The task: Transcribe every entry word for word, leaving out all images.
-------------------------
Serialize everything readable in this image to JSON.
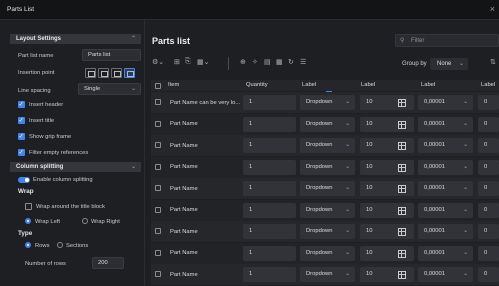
{
  "window": {
    "title": "Parts List",
    "close": "×"
  },
  "left": {
    "layout_header": "Layout Settings",
    "part_list_name_label": "Part list name",
    "part_list_name_value": "Parts list",
    "insertion_point_label": "Insertion point",
    "line_spacing_label": "Line spacing",
    "line_spacing_value": "Single",
    "checkboxes": [
      "Insert header",
      "Insert title",
      "Show grip frame",
      "Filter empty references"
    ],
    "column_header": "Column splitting",
    "enable_label": "Enable column splitting",
    "wrap_title": "Wrap",
    "wrap_around": "Wrap around the title block",
    "wrap_left": "Wrap Left",
    "wrap_right": "Wrap Right",
    "type_title": "Type",
    "rows": "Rows",
    "sections": "Sections",
    "num_rows_label": "Number of rows",
    "num_rows_value": "200"
  },
  "main": {
    "title": "Parts list",
    "filter_placeholder": "Filter",
    "group_by_label": "Group by",
    "group_by_value": "None",
    "columns": [
      "Item",
      "Quantity",
      "Label",
      "Label",
      "Label",
      "Label"
    ],
    "rows": [
      {
        "name": "Part Name can be very lo...",
        "qty": "1",
        "label": "Dropdown",
        "num": "10",
        "dec": "0,00001",
        "l4": "0"
      },
      {
        "name": "Part Name",
        "qty": "1",
        "label": "Dropdown",
        "num": "10",
        "dec": "0,00001",
        "l4": "0"
      },
      {
        "name": "Part Name",
        "qty": "1",
        "label": "Dropdown",
        "num": "10",
        "dec": "0,00001",
        "l4": "0"
      },
      {
        "name": "Part Name",
        "qty": "1",
        "label": "Dropdown",
        "num": "10",
        "dec": "0,00001",
        "l4": "0"
      },
      {
        "name": "Part Name",
        "qty": "1",
        "label": "Dropdown",
        "num": "10",
        "dec": "0,00001",
        "l4": "0"
      },
      {
        "name": "Part Name",
        "qty": "1",
        "label": "Dropdown",
        "num": "10",
        "dec": "0,00001",
        "l4": "0"
      },
      {
        "name": "Part Name",
        "qty": "1",
        "label": "Dropdown",
        "num": "10",
        "dec": "0,00001",
        "l4": "0"
      },
      {
        "name": "Part Name",
        "qty": "1",
        "label": "Dropdown",
        "num": "10",
        "dec": "0,00001",
        "l4": "0"
      },
      {
        "name": "Part Name",
        "qty": "1",
        "label": "Dropdown",
        "num": "10",
        "dec": "0,00001",
        "l4": "0"
      }
    ]
  }
}
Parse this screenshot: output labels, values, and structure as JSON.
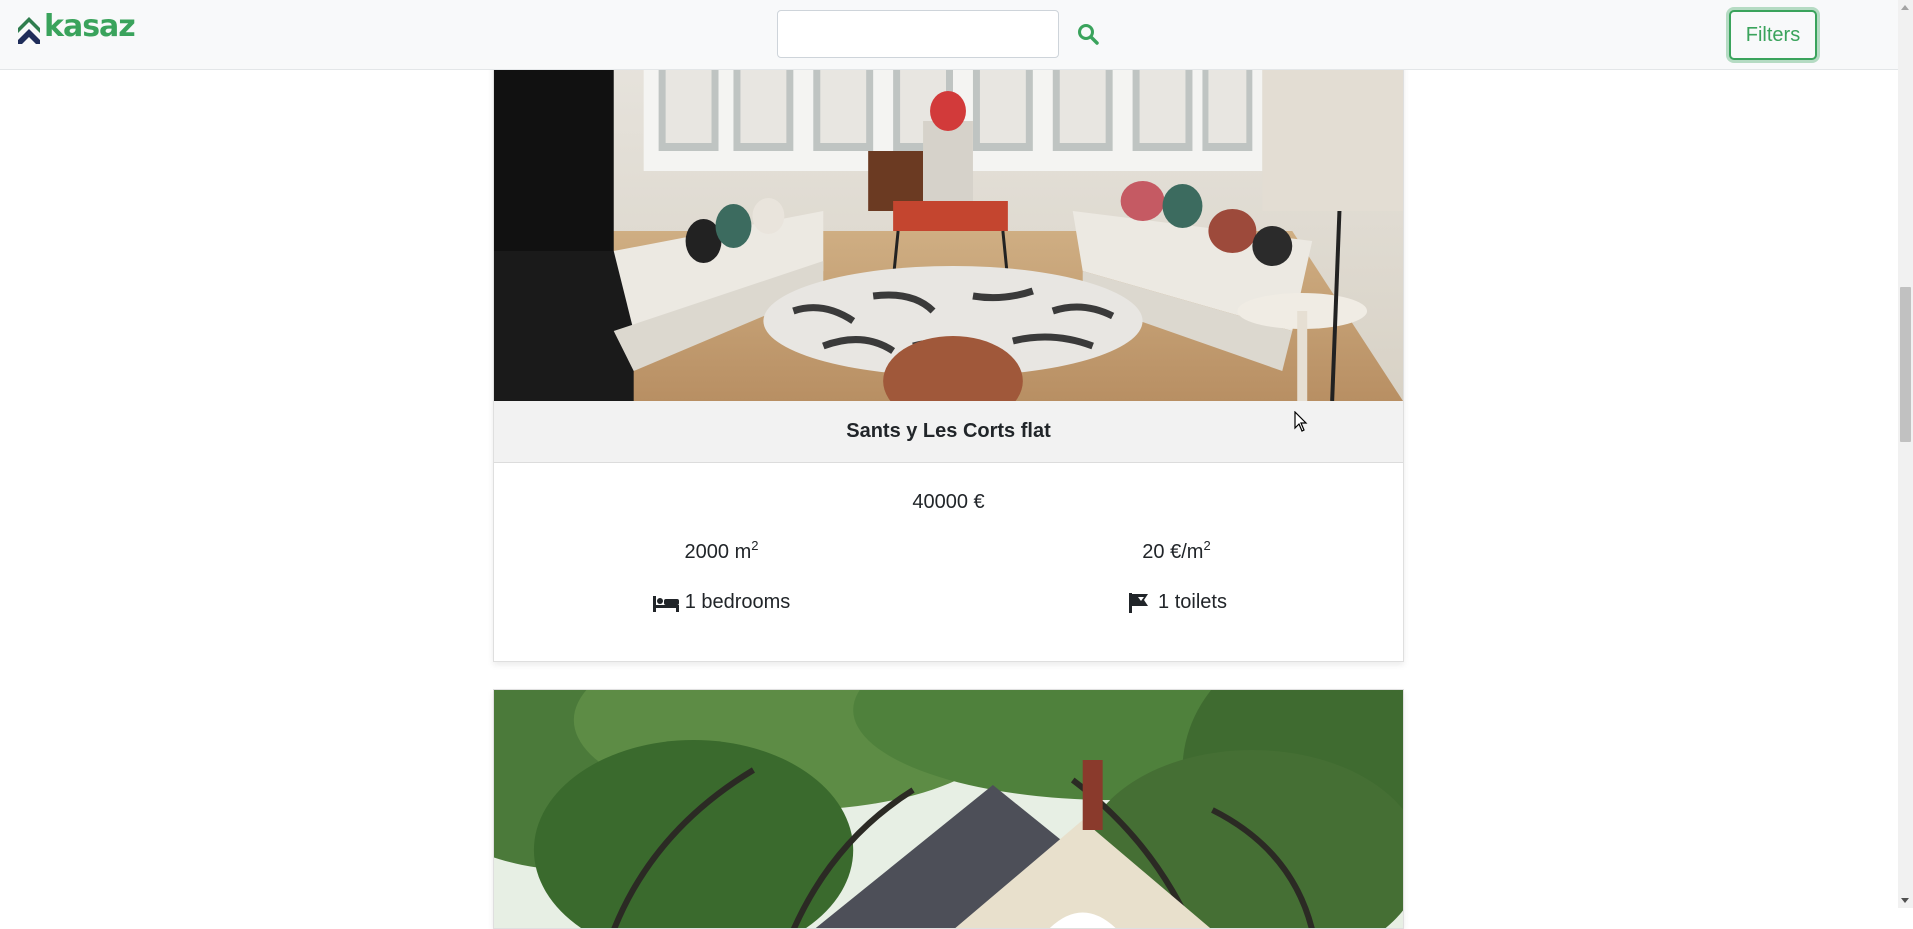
-------------------------
Completed task:
Serialize everything readable in this image to JSON.
{
  "window": {
    "title": "Parts List",
    "close": "×"
  },
  "left": {
    "layout_header": "Layout Settings",
    "part_list_name_label": "Part list name",
    "part_list_name_value": "Parts list",
    "insertion_point_label": "Insertion point",
    "line_spacing_label": "Line spacing",
    "line_spacing_value": "Single",
    "checkboxes": [
      "Insert header",
      "Insert title",
      "Show grip frame",
      "Filter empty references"
    ],
    "column_header": "Column splitting",
    "enable_label": "Enable column splitting",
    "wrap_title": "Wrap",
    "wrap_around": "Wrap around the title block",
    "wrap_left": "Wrap Left",
    "wrap_right": "Wrap Right",
    "type_title": "Type",
    "rows": "Rows",
    "sections": "Sections",
    "num_rows_label": "Number of rows",
    "num_rows_value": "200"
  },
  "main": {
    "title": "Parts list",
    "filter_placeholder": "Filter",
    "group_by_label": "Group by",
    "group_by_value": "None",
    "columns": [
      "Item",
      "Quantity",
      "Label",
      "Label",
      "Label",
      "Label"
    ],
    "rows": [
      {
        "name": "Part Name can be very lo...",
        "qty": "1",
        "label": "Dropdown",
        "num": "10",
        "dec": "0,00001",
        "l4": "0"
      },
      {
        "name": "Part Name",
        "qty": "1",
        "label": "Dropdown",
        "num": "10",
        "dec": "0,00001",
        "l4": "0"
      },
      {
        "name": "Part Name",
        "qty": "1",
        "label": "Dropdown",
        "num": "10",
        "dec": "0,00001",
        "l4": "0"
      },
      {
        "name": "Part Name",
        "qty": "1",
        "label": "Dropdown",
        "num": "10",
        "dec": "0,00001",
        "l4": "0"
      },
      {
        "name": "Part Name",
        "qty": "1",
        "label": "Dropdown",
        "num": "10",
        "dec": "0,00001",
        "l4": "0"
      },
      {
        "name": "Part Name",
        "qty": "1",
        "label": "Dropdown",
        "num": "10",
        "dec": "0,00001",
        "l4": "0"
      },
      {
        "name": "Part Name",
        "qty": "1",
        "label": "Dropdown",
        "num": "10",
        "dec": "0,00001",
        "l4": "0"
      },
      {
        "name": "Part Name",
        "qty": "1",
        "label": "Dropdown",
        "num": "10",
        "dec": "0,00001",
        "l4": "0"
      },
      {
        "name": "Part Name",
        "qty": "1",
        "label": "Dropdown",
        "num": "10",
        "dec": "0,00001",
        "l4": "0"
      }
    ]
  }
}
Parse this screenshot: output labels, values, and structure as JSON.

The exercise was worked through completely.